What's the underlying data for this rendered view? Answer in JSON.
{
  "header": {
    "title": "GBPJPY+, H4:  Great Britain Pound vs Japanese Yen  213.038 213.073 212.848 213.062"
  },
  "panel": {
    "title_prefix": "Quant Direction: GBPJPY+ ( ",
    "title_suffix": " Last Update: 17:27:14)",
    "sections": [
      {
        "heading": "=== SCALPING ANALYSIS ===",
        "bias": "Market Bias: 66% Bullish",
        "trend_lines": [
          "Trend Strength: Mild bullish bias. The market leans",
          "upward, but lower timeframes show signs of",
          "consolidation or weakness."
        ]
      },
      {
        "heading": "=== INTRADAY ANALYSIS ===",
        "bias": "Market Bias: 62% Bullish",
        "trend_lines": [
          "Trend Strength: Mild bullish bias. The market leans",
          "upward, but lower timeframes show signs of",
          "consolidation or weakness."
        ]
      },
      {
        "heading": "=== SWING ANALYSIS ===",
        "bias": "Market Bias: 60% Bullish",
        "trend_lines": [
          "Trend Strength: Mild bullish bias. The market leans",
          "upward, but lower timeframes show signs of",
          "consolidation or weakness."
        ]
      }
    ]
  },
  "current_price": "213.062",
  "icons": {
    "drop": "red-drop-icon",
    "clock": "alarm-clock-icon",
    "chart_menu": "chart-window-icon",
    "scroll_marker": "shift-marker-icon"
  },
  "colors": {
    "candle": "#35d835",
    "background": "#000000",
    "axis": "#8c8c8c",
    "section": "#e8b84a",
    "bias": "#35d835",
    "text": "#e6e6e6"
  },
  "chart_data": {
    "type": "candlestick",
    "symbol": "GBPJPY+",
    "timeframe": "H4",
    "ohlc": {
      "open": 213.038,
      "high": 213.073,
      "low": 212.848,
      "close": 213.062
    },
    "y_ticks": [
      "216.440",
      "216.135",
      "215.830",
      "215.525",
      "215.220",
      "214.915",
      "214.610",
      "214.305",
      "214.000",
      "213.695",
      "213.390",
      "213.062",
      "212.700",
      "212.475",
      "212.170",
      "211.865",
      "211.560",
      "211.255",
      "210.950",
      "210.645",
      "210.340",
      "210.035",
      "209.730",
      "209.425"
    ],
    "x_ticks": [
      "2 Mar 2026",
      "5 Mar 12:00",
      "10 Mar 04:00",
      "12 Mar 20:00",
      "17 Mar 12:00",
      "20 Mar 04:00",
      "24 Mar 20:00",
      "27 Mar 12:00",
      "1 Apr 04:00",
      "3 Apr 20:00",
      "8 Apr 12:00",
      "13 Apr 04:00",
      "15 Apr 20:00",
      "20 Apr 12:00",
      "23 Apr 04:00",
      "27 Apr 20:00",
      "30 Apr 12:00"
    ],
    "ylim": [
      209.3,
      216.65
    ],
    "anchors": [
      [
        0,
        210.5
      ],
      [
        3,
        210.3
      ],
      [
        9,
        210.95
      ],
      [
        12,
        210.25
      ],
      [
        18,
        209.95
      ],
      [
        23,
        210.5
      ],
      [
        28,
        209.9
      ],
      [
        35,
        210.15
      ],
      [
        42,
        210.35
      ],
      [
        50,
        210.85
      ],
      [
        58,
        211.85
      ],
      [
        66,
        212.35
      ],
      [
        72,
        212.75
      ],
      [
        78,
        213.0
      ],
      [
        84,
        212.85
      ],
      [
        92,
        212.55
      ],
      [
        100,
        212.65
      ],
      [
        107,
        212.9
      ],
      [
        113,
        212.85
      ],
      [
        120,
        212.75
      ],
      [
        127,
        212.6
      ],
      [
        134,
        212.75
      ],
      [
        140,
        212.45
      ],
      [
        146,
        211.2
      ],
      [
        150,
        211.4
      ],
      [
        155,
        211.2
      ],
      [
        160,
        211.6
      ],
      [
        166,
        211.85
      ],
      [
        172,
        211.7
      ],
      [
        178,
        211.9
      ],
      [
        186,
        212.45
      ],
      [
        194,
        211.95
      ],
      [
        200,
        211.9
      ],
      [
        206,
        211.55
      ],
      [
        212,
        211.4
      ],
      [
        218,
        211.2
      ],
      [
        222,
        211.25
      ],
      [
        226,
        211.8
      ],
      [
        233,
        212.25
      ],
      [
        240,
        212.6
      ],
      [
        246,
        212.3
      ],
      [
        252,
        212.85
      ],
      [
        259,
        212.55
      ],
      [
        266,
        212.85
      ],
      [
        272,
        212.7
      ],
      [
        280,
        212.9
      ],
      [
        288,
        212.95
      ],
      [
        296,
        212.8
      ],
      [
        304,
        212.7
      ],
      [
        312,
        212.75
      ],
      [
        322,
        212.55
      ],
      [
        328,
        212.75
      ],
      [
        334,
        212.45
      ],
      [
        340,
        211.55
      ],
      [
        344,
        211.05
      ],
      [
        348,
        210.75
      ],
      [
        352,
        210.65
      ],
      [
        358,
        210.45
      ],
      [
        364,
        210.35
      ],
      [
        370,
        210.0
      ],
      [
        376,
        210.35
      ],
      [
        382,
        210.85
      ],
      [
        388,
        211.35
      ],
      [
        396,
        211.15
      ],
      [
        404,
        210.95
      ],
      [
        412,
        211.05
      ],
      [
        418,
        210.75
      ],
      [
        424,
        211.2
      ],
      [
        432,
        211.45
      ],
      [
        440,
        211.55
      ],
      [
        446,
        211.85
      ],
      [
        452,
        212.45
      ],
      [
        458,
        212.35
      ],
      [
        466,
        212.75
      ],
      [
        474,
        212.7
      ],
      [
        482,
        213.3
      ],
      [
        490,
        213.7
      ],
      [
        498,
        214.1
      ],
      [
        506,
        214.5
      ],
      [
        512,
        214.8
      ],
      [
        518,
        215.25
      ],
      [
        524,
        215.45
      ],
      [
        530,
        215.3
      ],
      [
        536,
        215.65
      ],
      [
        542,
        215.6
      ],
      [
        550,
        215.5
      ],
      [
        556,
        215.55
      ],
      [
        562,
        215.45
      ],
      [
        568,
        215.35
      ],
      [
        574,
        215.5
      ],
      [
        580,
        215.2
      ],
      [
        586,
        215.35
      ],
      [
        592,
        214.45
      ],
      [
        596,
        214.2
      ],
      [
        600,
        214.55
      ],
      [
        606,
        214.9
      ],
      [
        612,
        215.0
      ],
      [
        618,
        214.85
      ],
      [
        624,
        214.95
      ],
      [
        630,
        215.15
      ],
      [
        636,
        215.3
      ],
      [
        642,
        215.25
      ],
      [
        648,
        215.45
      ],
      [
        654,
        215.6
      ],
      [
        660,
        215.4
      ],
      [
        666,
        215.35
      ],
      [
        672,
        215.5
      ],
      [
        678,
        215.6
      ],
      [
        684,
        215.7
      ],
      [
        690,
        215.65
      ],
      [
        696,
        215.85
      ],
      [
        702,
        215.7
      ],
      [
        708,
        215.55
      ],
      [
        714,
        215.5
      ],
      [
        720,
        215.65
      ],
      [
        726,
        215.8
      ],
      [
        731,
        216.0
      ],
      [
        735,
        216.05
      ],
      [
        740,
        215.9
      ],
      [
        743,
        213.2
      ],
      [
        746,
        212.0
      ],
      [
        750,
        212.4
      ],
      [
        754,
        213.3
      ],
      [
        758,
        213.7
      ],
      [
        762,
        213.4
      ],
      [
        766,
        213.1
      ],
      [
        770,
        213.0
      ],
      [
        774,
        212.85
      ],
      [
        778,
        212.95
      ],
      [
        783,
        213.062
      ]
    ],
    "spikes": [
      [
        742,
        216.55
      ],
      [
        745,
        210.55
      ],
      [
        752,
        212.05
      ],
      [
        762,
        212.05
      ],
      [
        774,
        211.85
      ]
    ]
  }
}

**Short task:** Write an exact transcription of every entry above.

**Finished task:**
What's the underlying data for this rendered view? Answer in JSON.
{
  "header": {
    "title": "GBPJPY+, H4:  Great Britain Pound vs Japanese Yen  213.038 213.073 212.848 213.062"
  },
  "panel": {
    "title_prefix": "Quant Direction: GBPJPY+ ( ",
    "title_suffix": " Last Update: 17:27:14)",
    "sections": [
      {
        "heading": "=== SCALPING ANALYSIS ===",
        "bias": "Market Bias: 66% Bullish",
        "trend_lines": [
          "Trend Strength: Mild bullish bias. The market leans",
          "upward, but lower timeframes show signs of",
          "consolidation or weakness."
        ]
      },
      {
        "heading": "=== INTRADAY ANALYSIS ===",
        "bias": "Market Bias: 62% Bullish",
        "trend_lines": [
          "Trend Strength: Mild bullish bias. The market leans",
          "upward, but lower timeframes show signs of",
          "consolidation or weakness."
        ]
      },
      {
        "heading": "=== SWING ANALYSIS ===",
        "bias": "Market Bias: 60% Bullish",
        "trend_lines": [
          "Trend Strength: Mild bullish bias. The market leans",
          "upward, but lower timeframes show signs of",
          "consolidation or weakness."
        ]
      }
    ]
  },
  "current_price": "213.062",
  "icons": {
    "drop": "red-drop-icon",
    "clock": "alarm-clock-icon",
    "chart_menu": "chart-window-icon",
    "scroll_marker": "shift-marker-icon"
  },
  "colors": {
    "candle": "#35d835",
    "background": "#000000",
    "axis": "#8c8c8c",
    "section": "#e8b84a",
    "bias": "#35d835",
    "text": "#e6e6e6"
  },
  "chart_data": {
    "type": "candlestick",
    "symbol": "GBPJPY+",
    "timeframe": "H4",
    "ohlc": {
      "open": 213.038,
      "high": 213.073,
      "low": 212.848,
      "close": 213.062
    },
    "y_ticks": [
      "216.440",
      "216.135",
      "215.830",
      "215.525",
      "215.220",
      "214.915",
      "214.610",
      "214.305",
      "214.000",
      "213.695",
      "213.390",
      "213.062",
      "212.700",
      "212.475",
      "212.170",
      "211.865",
      "211.560",
      "211.255",
      "210.950",
      "210.645",
      "210.340",
      "210.035",
      "209.730",
      "209.425"
    ],
    "x_ticks": [
      "2 Mar 2026",
      "5 Mar 12:00",
      "10 Mar 04:00",
      "12 Mar 20:00",
      "17 Mar 12:00",
      "20 Mar 04:00",
      "24 Mar 20:00",
      "27 Mar 12:00",
      "1 Apr 04:00",
      "3 Apr 20:00",
      "8 Apr 12:00",
      "13 Apr 04:00",
      "15 Apr 20:00",
      "20 Apr 12:00",
      "23 Apr 04:00",
      "27 Apr 20:00",
      "30 Apr 12:00"
    ],
    "ylim": [
      209.3,
      216.65
    ],
    "anchors": [
      [
        0,
        210.5
      ],
      [
        3,
        210.3
      ],
      [
        9,
        210.95
      ],
      [
        12,
        210.25
      ],
      [
        18,
        209.95
      ],
      [
        23,
        210.5
      ],
      [
        28,
        209.9
      ],
      [
        35,
        210.15
      ],
      [
        42,
        210.35
      ],
      [
        50,
        210.85
      ],
      [
        58,
        211.85
      ],
      [
        66,
        212.35
      ],
      [
        72,
        212.75
      ],
      [
        78,
        213.0
      ],
      [
        84,
        212.85
      ],
      [
        92,
        212.55
      ],
      [
        100,
        212.65
      ],
      [
        107,
        212.9
      ],
      [
        113,
        212.85
      ],
      [
        120,
        212.75
      ],
      [
        127,
        212.6
      ],
      [
        134,
        212.75
      ],
      [
        140,
        212.45
      ],
      [
        146,
        211.2
      ],
      [
        150,
        211.4
      ],
      [
        155,
        211.2
      ],
      [
        160,
        211.6
      ],
      [
        166,
        211.85
      ],
      [
        172,
        211.7
      ],
      [
        178,
        211.9
      ],
      [
        186,
        212.45
      ],
      [
        194,
        211.95
      ],
      [
        200,
        211.9
      ],
      [
        206,
        211.55
      ],
      [
        212,
        211.4
      ],
      [
        218,
        211.2
      ],
      [
        222,
        211.25
      ],
      [
        226,
        211.8
      ],
      [
        233,
        212.25
      ],
      [
        240,
        212.6
      ],
      [
        246,
        212.3
      ],
      [
        252,
        212.85
      ],
      [
        259,
        212.55
      ],
      [
        266,
        212.85
      ],
      [
        272,
        212.7
      ],
      [
        280,
        212.9
      ],
      [
        288,
        212.95
      ],
      [
        296,
        212.8
      ],
      [
        304,
        212.7
      ],
      [
        312,
        212.75
      ],
      [
        322,
        212.55
      ],
      [
        328,
        212.75
      ],
      [
        334,
        212.45
      ],
      [
        340,
        211.55
      ],
      [
        344,
        211.05
      ],
      [
        348,
        210.75
      ],
      [
        352,
        210.65
      ],
      [
        358,
        210.45
      ],
      [
        364,
        210.35
      ],
      [
        370,
        210.0
      ],
      [
        376,
        210.35
      ],
      [
        382,
        210.85
      ],
      [
        388,
        211.35
      ],
      [
        396,
        211.15
      ],
      [
        404,
        210.95
      ],
      [
        412,
        211.05
      ],
      [
        418,
        210.75
      ],
      [
        424,
        211.2
      ],
      [
        432,
        211.45
      ],
      [
        440,
        211.55
      ],
      [
        446,
        211.85
      ],
      [
        452,
        212.45
      ],
      [
        458,
        212.35
      ],
      [
        466,
        212.75
      ],
      [
        474,
        212.7
      ],
      [
        482,
        213.3
      ],
      [
        490,
        213.7
      ],
      [
        498,
        214.1
      ],
      [
        506,
        214.5
      ],
      [
        512,
        214.8
      ],
      [
        518,
        215.25
      ],
      [
        524,
        215.45
      ],
      [
        530,
        215.3
      ],
      [
        536,
        215.65
      ],
      [
        542,
        215.6
      ],
      [
        550,
        215.5
      ],
      [
        556,
        215.55
      ],
      [
        562,
        215.45
      ],
      [
        568,
        215.35
      ],
      [
        574,
        215.5
      ],
      [
        580,
        215.2
      ],
      [
        586,
        215.35
      ],
      [
        592,
        214.45
      ],
      [
        596,
        214.2
      ],
      [
        600,
        214.55
      ],
      [
        606,
        214.9
      ],
      [
        612,
        215.0
      ],
      [
        618,
        214.85
      ],
      [
        624,
        214.95
      ],
      [
        630,
        215.15
      ],
      [
        636,
        215.3
      ],
      [
        642,
        215.25
      ],
      [
        648,
        215.45
      ],
      [
        654,
        215.6
      ],
      [
        660,
        215.4
      ],
      [
        666,
        215.35
      ],
      [
        672,
        215.5
      ],
      [
        678,
        215.6
      ],
      [
        684,
        215.7
      ],
      [
        690,
        215.65
      ],
      [
        696,
        215.85
      ],
      [
        702,
        215.7
      ],
      [
        708,
        215.55
      ],
      [
        714,
        215.5
      ],
      [
        720,
        215.65
      ],
      [
        726,
        215.8
      ],
      [
        731,
        216.0
      ],
      [
        735,
        216.05
      ],
      [
        740,
        215.9
      ],
      [
        743,
        213.2
      ],
      [
        746,
        212.0
      ],
      [
        750,
        212.4
      ],
      [
        754,
        213.3
      ],
      [
        758,
        213.7
      ],
      [
        762,
        213.4
      ],
      [
        766,
        213.1
      ],
      [
        770,
        213.0
      ],
      [
        774,
        212.85
      ],
      [
        778,
        212.95
      ],
      [
        783,
        213.062
      ]
    ],
    "spikes": [
      [
        742,
        216.55
      ],
      [
        745,
        210.55
      ],
      [
        752,
        212.05
      ],
      [
        762,
        212.05
      ],
      [
        774,
        211.85
      ]
    ]
  }
}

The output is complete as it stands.